→ **Working data**
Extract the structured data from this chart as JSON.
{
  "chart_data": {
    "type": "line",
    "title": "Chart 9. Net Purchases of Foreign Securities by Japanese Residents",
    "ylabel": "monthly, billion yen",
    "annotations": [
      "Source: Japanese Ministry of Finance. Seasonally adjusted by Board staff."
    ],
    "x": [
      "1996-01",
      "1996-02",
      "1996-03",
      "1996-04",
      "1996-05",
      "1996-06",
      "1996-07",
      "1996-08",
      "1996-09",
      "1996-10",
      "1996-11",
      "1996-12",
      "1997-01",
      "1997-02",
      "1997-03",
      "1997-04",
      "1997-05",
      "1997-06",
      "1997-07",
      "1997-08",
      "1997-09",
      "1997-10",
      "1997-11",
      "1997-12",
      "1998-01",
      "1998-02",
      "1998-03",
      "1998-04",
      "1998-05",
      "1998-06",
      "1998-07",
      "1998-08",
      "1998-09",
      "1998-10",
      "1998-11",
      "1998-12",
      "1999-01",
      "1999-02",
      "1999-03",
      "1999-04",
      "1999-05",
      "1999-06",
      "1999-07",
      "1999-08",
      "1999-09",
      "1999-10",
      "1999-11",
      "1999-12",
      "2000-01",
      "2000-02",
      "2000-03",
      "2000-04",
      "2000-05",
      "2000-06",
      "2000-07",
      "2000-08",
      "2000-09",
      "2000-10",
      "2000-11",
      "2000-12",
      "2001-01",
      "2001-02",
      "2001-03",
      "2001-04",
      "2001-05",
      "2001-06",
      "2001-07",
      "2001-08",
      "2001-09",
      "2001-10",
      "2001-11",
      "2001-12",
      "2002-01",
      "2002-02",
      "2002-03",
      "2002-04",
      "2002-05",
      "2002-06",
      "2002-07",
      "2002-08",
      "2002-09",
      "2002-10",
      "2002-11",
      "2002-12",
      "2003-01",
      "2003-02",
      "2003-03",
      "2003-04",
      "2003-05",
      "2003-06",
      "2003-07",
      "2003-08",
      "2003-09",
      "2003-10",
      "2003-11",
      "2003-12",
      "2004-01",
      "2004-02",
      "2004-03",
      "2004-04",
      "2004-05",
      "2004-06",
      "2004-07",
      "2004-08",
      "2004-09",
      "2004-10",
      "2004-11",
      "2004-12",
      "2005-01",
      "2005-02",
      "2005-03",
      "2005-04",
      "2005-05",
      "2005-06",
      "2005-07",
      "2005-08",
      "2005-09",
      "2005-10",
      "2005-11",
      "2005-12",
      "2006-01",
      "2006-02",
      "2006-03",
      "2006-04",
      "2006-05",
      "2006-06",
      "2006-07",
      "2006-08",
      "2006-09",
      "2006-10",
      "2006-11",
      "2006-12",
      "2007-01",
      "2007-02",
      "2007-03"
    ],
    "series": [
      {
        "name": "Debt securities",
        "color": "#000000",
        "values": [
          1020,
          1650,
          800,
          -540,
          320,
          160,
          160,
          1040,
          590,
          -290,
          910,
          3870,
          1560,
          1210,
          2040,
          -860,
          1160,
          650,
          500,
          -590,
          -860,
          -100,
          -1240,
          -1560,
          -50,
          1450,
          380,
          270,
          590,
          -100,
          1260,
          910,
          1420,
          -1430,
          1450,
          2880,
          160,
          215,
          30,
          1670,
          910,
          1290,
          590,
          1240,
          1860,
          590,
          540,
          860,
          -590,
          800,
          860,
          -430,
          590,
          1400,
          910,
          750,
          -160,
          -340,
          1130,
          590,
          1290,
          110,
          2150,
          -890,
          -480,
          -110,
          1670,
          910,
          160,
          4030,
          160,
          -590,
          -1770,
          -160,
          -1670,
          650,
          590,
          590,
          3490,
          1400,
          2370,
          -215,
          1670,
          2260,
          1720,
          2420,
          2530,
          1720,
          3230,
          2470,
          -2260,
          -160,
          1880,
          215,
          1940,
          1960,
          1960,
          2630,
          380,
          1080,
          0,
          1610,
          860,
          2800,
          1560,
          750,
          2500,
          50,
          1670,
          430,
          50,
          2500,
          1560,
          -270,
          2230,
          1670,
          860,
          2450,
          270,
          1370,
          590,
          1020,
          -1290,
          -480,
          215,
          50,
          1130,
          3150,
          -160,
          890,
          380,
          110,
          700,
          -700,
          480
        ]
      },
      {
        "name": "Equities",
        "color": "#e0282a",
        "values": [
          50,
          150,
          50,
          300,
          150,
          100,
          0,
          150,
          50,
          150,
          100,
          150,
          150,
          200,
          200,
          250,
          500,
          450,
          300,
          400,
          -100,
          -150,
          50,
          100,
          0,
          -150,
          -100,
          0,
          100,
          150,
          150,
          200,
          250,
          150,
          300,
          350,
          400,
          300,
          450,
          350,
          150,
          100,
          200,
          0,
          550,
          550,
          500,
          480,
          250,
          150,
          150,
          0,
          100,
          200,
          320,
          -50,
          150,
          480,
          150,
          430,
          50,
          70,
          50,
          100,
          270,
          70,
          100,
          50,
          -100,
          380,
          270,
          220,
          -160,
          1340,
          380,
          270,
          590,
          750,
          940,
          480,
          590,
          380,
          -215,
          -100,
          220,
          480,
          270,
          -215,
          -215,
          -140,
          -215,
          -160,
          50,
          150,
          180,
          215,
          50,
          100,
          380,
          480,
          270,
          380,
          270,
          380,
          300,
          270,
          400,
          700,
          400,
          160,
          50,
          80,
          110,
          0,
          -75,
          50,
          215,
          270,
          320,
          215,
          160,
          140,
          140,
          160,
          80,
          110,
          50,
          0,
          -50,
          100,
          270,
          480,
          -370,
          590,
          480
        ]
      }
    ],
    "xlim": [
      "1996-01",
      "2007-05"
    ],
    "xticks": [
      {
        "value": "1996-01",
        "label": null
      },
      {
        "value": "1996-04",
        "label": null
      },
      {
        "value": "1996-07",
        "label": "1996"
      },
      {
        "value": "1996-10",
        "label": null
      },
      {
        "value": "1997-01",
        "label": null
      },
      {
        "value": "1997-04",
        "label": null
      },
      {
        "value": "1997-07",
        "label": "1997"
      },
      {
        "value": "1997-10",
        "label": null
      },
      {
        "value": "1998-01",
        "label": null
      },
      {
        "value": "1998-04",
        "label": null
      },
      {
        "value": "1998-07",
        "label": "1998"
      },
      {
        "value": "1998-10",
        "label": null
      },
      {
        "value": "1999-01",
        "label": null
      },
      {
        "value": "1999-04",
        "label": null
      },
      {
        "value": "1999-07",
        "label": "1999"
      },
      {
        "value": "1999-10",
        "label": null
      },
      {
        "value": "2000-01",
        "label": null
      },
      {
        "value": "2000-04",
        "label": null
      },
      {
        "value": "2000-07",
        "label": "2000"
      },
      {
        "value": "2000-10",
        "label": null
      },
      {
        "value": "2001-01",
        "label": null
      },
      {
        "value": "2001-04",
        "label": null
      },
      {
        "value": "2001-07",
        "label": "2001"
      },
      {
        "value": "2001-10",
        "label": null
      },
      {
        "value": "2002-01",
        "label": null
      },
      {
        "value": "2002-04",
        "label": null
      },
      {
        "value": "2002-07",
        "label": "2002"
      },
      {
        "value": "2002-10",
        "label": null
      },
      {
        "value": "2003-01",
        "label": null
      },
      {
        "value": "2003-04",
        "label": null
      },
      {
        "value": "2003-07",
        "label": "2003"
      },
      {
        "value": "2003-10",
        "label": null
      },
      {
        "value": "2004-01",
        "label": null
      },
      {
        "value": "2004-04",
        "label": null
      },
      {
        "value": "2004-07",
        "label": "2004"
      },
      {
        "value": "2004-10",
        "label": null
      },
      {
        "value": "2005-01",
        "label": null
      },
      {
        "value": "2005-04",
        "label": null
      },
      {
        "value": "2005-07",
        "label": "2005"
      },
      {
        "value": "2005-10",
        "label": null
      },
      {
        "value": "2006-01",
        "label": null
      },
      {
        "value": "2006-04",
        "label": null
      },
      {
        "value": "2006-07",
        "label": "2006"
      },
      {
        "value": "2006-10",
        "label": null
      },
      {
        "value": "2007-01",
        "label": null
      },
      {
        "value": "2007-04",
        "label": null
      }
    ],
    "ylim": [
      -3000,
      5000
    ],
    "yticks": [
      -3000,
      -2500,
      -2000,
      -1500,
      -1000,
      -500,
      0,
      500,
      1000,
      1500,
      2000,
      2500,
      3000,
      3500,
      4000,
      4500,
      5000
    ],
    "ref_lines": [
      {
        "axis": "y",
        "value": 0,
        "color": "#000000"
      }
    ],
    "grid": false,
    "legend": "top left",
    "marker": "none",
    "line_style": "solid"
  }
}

→ **Aim of the exercise**
Identify the lines above that contain the word "name", then copy them.

→ **Finished task**
        "name": "Debt securities",
        "name": "Equities",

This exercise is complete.